What is expected
Read the records and gather each line that includes "Einstellungen".

Dataset items
.....

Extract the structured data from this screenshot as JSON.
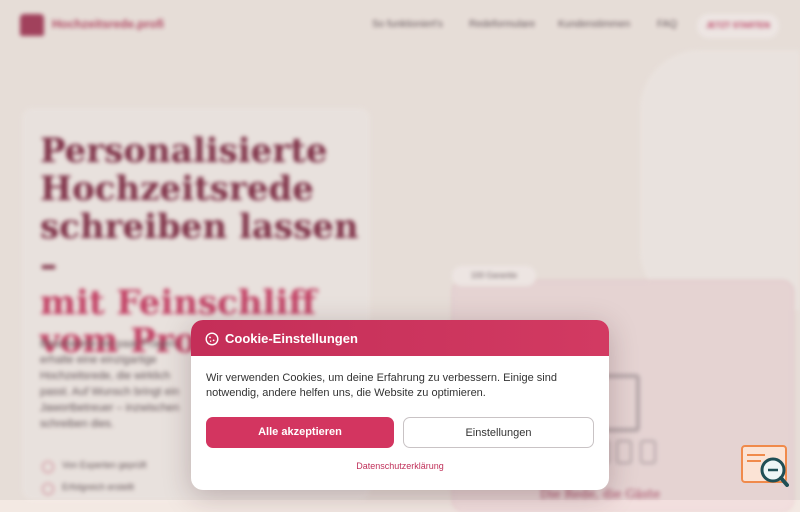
{
  "nav": {
    "brand": "Hochzeitsrede.profi",
    "links": [
      "So funktioniert's",
      "Redeformulare",
      "Kundenstimmen",
      "FAQ"
    ],
    "cta": "JETZT STARTEN"
  },
  "hero": {
    "title_line1": "Personalisierte",
    "title_line2": "Hochzeitsrede",
    "title_line3": "schreiben lassen –",
    "title_accent1": "mit Feinschliff",
    "title_accent2": "vom Profi",
    "body": "Beantworte ein paar Fragen, erhalte eine einzigartige Hochzeitsrede, die wirklich passt. Auf Wunsch bringt ein Jawortbetreuer – inzwischen schreiben dies.",
    "bullets": [
      "Von Experten geprüft",
      "Erfolgreich erstellt"
    ]
  },
  "right": {
    "badge": "100 Garantie",
    "caption": "Die Rede, die Gäste"
  },
  "cookie": {
    "title": " Cookie-Einstellungen",
    "body": "Wir verwenden Cookies, um deine Erfahrung zu verbessern. Einige sind notwendig, andere helfen uns, die Website zu optimieren.",
    "accept_label": "Alle akzeptieren",
    "settings_label": "Einstellungen",
    "privacy_label": "Datenschutzerklärung",
    "accent_color": "#d33560"
  },
  "icons": {
    "cookie": "cookie-icon",
    "brand": "logo-icon",
    "search": "search-widget-icon"
  }
}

.....

Exercise response
    "title": " Cookie-Einstellungen",
    "settings_label": "Einstellungen",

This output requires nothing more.